◆ THE DATA ◆
○ ○ ○ ○ ○ ○ ○

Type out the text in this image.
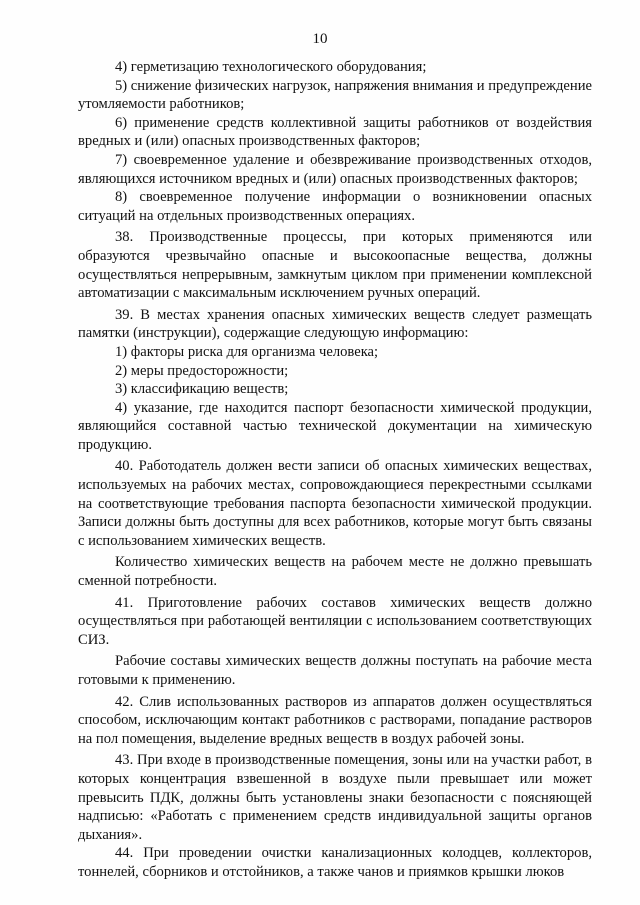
10

4) герметизацию технологического оборудования;

5) снижение физических нагрузок, напряжения внимания и предупреждение утомляемости работников;

6) применение средств коллективной защиты работников от воздействия вредных и (или) опасных производственных факторов;

7) своевременное удаление и обезвреживание производственных отходов, являющихся источником вредных и (или) опасных производственных факторов;

8) своевременное получение информации о возникновении опасных ситуаций на отдельных производственных операциях.

38. Производственные процессы, при которых применяются или образуются чрезвычайно опасные и высокоопасные вещества, должны осуществляться непрерывным, замкнутым циклом при применении комплексной автоматизации с максимальным исключением ручных операций.

39. В местах хранения опасных химических веществ следует размещать памятки (инструкции), содержащие следующую информацию:

1) факторы риска для организма человека;

2) меры предосторожности;

3) классификацию веществ;

4) указание, где находится паспорт безопасности химической продукции, являющийся составной частью технической документации на химическую продукцию.

40. Работодатель должен вести записи об опасных химических веществах, используемых на рабочих местах, сопровождающиеся перекрестными ссылками на соответствующие требования паспорта безопасности химической продукции. Записи должны быть доступны для всех работников, которые могут быть связаны с использованием химических веществ.

Количество химических веществ на рабочем месте не должно превышать сменной потребности.

41. Приготовление рабочих составов химических веществ должно осуществляться при работающей вентиляции с использованием соответствующих СИЗ.

Рабочие составы химических веществ должны поступать на рабочие места готовыми к применению.

42. Слив использованных растворов из аппаратов должен осуществляться способом, исключающим контакт работников с растворами, попадание растворов на пол помещения, выделение вредных веществ в воздух рабочей зоны.

43. При входе в производственные помещения, зоны или на участки работ, в которых концентрация взвешенной в воздухе пыли превышает или может превысить ПДК, должны быть установлены знаки безопасности с поясняющей надписью: «Работать с применением средств индивидуальной защиты органов дыхания».

44. При проведении очистки канализационных колодцев, коллекторов, тоннелей, сборников и отстойников, а также чанов и приямков крышки люков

○ ○ ○ ○ ○ ○ ○

◆ WHAT YOU WILL DO ◆
The entries above are to be returned exactly, without their pictures.

◆ RESPONSE TO THIS TASK ◆
Type out the text in this image.
10

4) герметизацию технологического оборудования;

5) снижение физических нагрузок, напряжения внимания и предупреждение утомляемости работников;

6) применение средств коллективной защиты работников от воздействия вредных и (или) опасных производственных факторов;

7) своевременное удаление и обезвреживание производственных отходов, являющихся источником вредных и (или) опасных производственных факторов;

8) своевременное получение информации о возникновении опасных ситуаций на отдельных производственных операциях.

38. Производственные процессы, при которых применяются или образуются чрезвычайно опасные и высокоопасные вещества, должны осуществляться непрерывным, замкнутым циклом при применении комплексной автоматизации с максимальным исключением ручных операций.

39. В местах хранения опасных химических веществ следует размещать памятки (инструкции), содержащие следующую информацию:

1) факторы риска для организма человека;

2) меры предосторожности;

3) классификацию веществ;

4) указание, где находится паспорт безопасности химической продукции, являющийся составной частью технической документации на химическую продукцию.

40. Работодатель должен вести записи об опасных химических веществах, используемых на рабочих местах, сопровождающиеся перекрестными ссылками на соответствующие требования паспорта безопасности химической продукции. Записи должны быть доступны для всех работников, которые могут быть связаны с использованием химических веществ.

Количество химических веществ на рабочем месте не должно превышать сменной потребности.

41. Приготовление рабочих составов химических веществ должно осуществляться при работающей вентиляции с использованием соответствующих СИЗ.

Рабочие составы химических веществ должны поступать на рабочие места готовыми к применению.

42. Слив использованных растворов из аппаратов должен осуществляться способом, исключающим контакт работников с растворами, попадание растворов на пол помещения, выделение вредных веществ в воздух рабочей зоны.

43. При входе в производственные помещения, зоны или на участки работ, в которых концентрация взвешенной в воздухе пыли превышает или может превысить ПДК, должны быть установлены знаки безопасности с поясняющей надписью: «Работать с применением средств индивидуальной защиты органов дыхания».

44. При проведении очистки канализационных колодцев, коллекторов, тоннелей, сборников и отстойников, а также чанов и приямков крышки люков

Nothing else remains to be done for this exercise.